### REQUEST:
Return each line of the records holding the string "komunikacji".

# start of LISTED RECORDS

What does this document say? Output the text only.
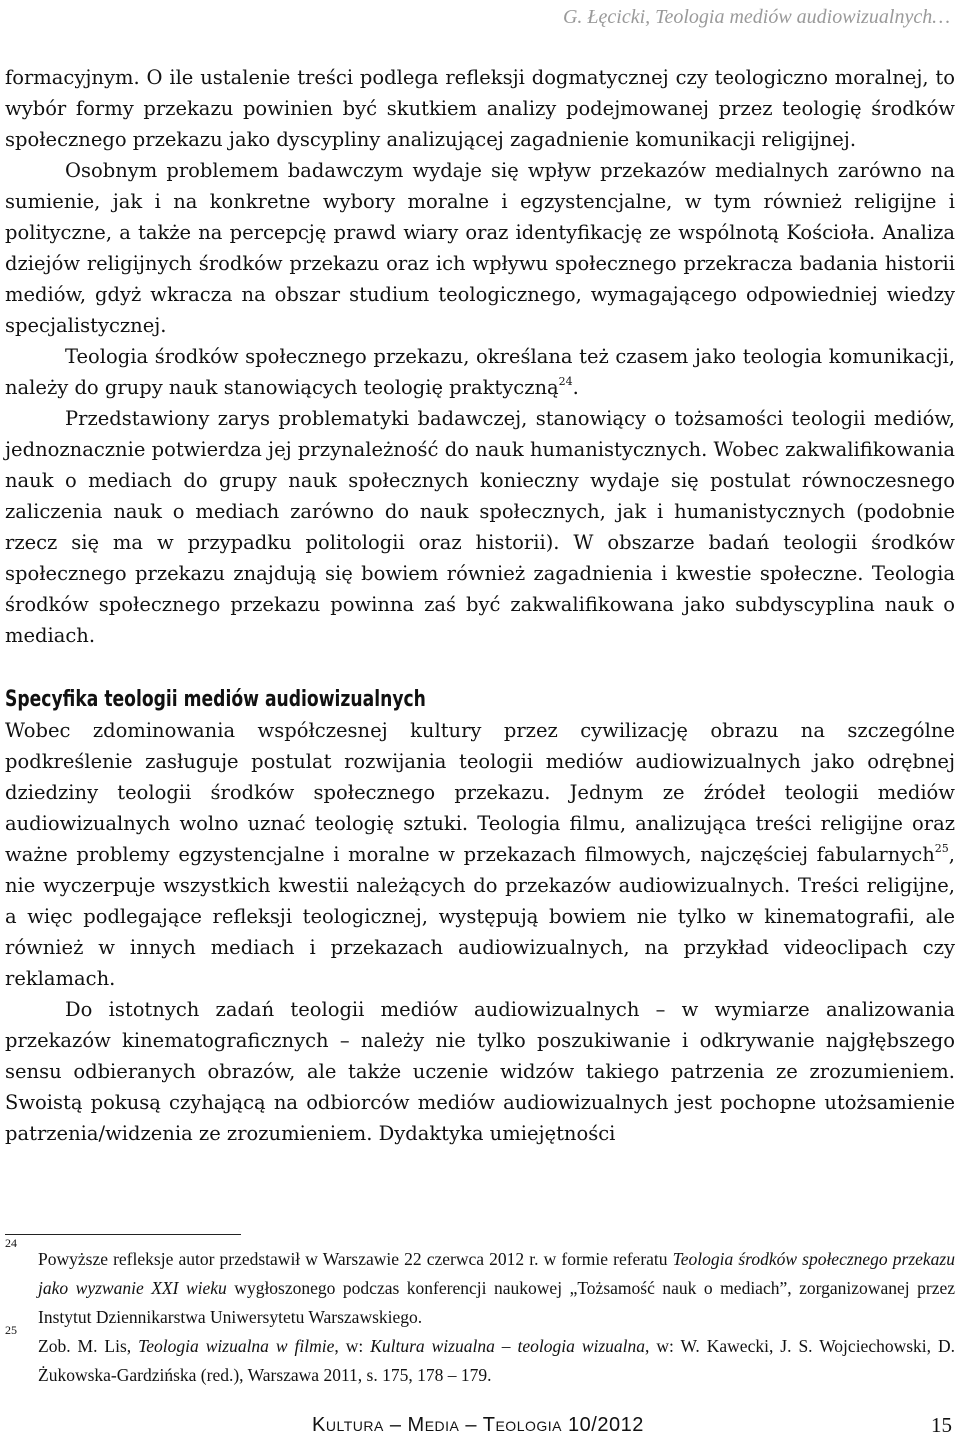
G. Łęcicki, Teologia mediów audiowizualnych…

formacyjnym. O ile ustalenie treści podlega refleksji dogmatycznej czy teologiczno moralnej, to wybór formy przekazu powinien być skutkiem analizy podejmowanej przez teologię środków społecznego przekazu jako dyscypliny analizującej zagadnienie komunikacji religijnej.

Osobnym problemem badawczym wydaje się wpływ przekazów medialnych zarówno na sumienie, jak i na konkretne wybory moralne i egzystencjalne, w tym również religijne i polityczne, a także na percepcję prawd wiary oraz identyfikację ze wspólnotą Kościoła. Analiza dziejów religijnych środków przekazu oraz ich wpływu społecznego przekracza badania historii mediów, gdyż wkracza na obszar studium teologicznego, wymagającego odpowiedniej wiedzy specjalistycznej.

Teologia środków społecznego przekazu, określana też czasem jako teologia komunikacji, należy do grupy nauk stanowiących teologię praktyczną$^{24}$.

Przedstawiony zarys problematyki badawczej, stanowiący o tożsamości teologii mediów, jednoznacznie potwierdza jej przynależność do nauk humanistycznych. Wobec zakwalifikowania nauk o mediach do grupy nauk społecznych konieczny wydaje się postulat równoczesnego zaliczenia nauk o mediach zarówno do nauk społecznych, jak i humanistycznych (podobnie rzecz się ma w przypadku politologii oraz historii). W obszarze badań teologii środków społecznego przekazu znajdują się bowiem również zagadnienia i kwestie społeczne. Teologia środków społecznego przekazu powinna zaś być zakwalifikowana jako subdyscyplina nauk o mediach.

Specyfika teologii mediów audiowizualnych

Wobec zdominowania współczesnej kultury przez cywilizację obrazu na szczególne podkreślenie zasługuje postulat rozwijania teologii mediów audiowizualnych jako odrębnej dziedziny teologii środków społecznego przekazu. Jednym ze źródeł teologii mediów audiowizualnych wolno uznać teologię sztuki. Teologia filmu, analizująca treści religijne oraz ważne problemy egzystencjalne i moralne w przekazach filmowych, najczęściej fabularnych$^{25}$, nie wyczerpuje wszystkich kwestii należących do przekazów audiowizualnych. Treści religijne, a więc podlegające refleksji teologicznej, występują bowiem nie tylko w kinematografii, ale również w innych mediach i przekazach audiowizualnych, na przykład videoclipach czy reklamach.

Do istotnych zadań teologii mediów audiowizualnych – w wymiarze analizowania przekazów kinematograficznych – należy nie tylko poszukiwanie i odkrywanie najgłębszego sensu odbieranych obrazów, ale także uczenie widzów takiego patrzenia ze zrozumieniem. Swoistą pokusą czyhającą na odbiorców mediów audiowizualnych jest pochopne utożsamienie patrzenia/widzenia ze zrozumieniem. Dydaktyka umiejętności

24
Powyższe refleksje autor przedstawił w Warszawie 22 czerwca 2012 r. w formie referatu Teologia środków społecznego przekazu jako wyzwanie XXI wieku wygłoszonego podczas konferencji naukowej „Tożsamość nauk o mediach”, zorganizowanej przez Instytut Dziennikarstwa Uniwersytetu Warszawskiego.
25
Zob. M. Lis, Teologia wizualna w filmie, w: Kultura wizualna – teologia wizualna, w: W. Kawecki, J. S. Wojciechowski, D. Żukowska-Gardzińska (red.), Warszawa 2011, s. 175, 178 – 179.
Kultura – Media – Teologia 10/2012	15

# end of LISTED RECORDS

### EXERCISE ANSWER:
formacyjnym. O ile ustalenie treści podlega refleksji dogmatycznej czy teologiczno moralnej, to wybór formy przekazu powinien być skutkiem analizy podejmowanej przez teologię środków społecznego przekazu jako dyscypliny analizującej zagadnienie komunikacji religijnej.
Teologia środków społecznego przekazu, określana też czasem jako teologia komunikacji, należy do grupy nauk stanowiących teologię praktyczną$^{24}$.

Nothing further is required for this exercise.